Written request: Copy all the entries below exactly, but not the pictures.
--- begin Stored records ---
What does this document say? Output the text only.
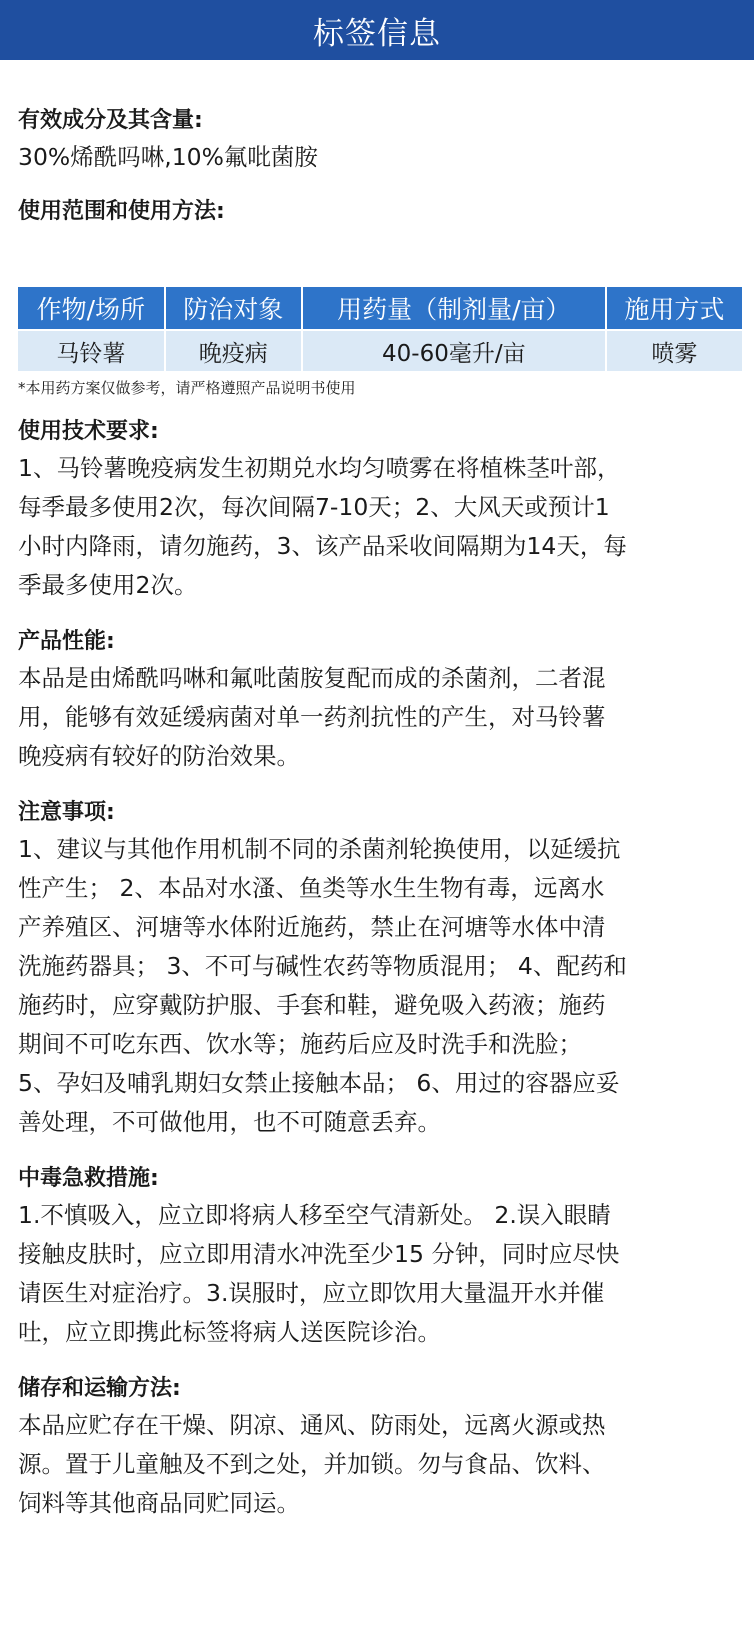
标签信息

有效成分及其含量:

30%烯酰吗啉,10%氟吡菌胺

使用范围和使用方法:

作物/场所	防治对象	用药量（制剂量/亩）	施用方式
马铃薯	晚疫病	40-60毫升/亩	喷雾

*本用药方案仅做参考，请严格遵照产品说明书使用

使用技术要求:

1、马铃薯晚疫病发生初期兑水均匀喷雾在将植株茎叶部，

每季最多使用2次，每次间隔7-10天；2、大风天或预计1

小时内降雨，请勿施药，3、该产品采收间隔期为14天，每

季最多使用2次。

产品性能:

本品是由烯酰吗啉和氟吡菌胺复配而成的杀菌剂，二者混

用，能够有效延缓病菌对单一药剂抗性的产生，对马铃薯

晚疫病有较好的防治效果。

注意事项:

1、建议与其他作用机制不同的杀菌剂轮换使用，以延缓抗

性产生； 2、本品对水溞、鱼类等水生生物有毒，远离水

产养殖区、河塘等水体附近施药，禁止在河塘等水体中清

洗施药器具； 3、不可与碱性农药等物质混用； 4、配药和

施药时，应穿戴防护服、手套和鞋，避免吸入药液；施药

期间不可吃东西、饮水等；施药后应及时洗手和洗脸；

5、孕妇及哺乳期妇女禁止接触本品； 6、用过的容器应妥

善处理，不可做他用，也不可随意丢弃。

中毒急救措施:

1.不慎吸入，应立即将病人移至空气清新处。 2.误入眼睛

接触皮肤时，应立即用清水冲洗至少15 分钟，同时应尽快

请医生对症治疗。3.误服时，应立即饮用大量温开水并催

吐，应立即携此标签将病人送医院诊治。

储存和运输方法:

本品应贮存在干燥、阴凉、通风、防雨处，远离火源或热

源。置于儿童触及不到之处，并加锁。勿与食品、饮料、

饲料等其他商品同贮同运。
--- end Stored records ---
Exercise solution:
What does this document say? Output the text only.
标签信息

有效成分及其含量:

30%烯酰吗啉,10%氟吡菌胺

使用范围和使用方法:

作物/场所	防治对象	用药量（制剂量/亩）	施用方式
马铃薯	晚疫病	40-60毫升/亩	喷雾

*本用药方案仅做参考，请严格遵照产品说明书使用

使用技术要求:

1、马铃薯晚疫病发生初期兑水均匀喷雾在将植株茎叶部，

每季最多使用2次，每次间隔7-10天；2、大风天或预计1

小时内降雨，请勿施药，3、该产品采收间隔期为14天，每

季最多使用2次。

产品性能:

本品是由烯酰吗啉和氟吡菌胺复配而成的杀菌剂，二者混

用，能够有效延缓病菌对单一药剂抗性的产生，对马铃薯

晚疫病有较好的防治效果。

注意事项:

1、建议与其他作用机制不同的杀菌剂轮换使用，以延缓抗

性产生； 2、本品对水溞、鱼类等水生生物有毒，远离水

产养殖区、河塘等水体附近施药，禁止在河塘等水体中清

洗施药器具； 3、不可与碱性农药等物质混用； 4、配药和

施药时，应穿戴防护服、手套和鞋，避免吸入药液；施药

期间不可吃东西、饮水等；施药后应及时洗手和洗脸；

5、孕妇及哺乳期妇女禁止接触本品； 6、用过的容器应妥

善处理，不可做他用，也不可随意丢弃。

中毒急救措施:

1.不慎吸入，应立即将病人移至空气清新处。 2.误入眼睛

接触皮肤时，应立即用清水冲洗至少15 分钟，同时应尽快

请医生对症治疗。3.误服时，应立即饮用大量温开水并催

吐，应立即携此标签将病人送医院诊治。

储存和运输方法:

本品应贮存在干燥、阴凉、通风、防雨处，远离火源或热

源。置于儿童触及不到之处，并加锁。勿与食品、饮料、

饲料等其他商品同贮同运。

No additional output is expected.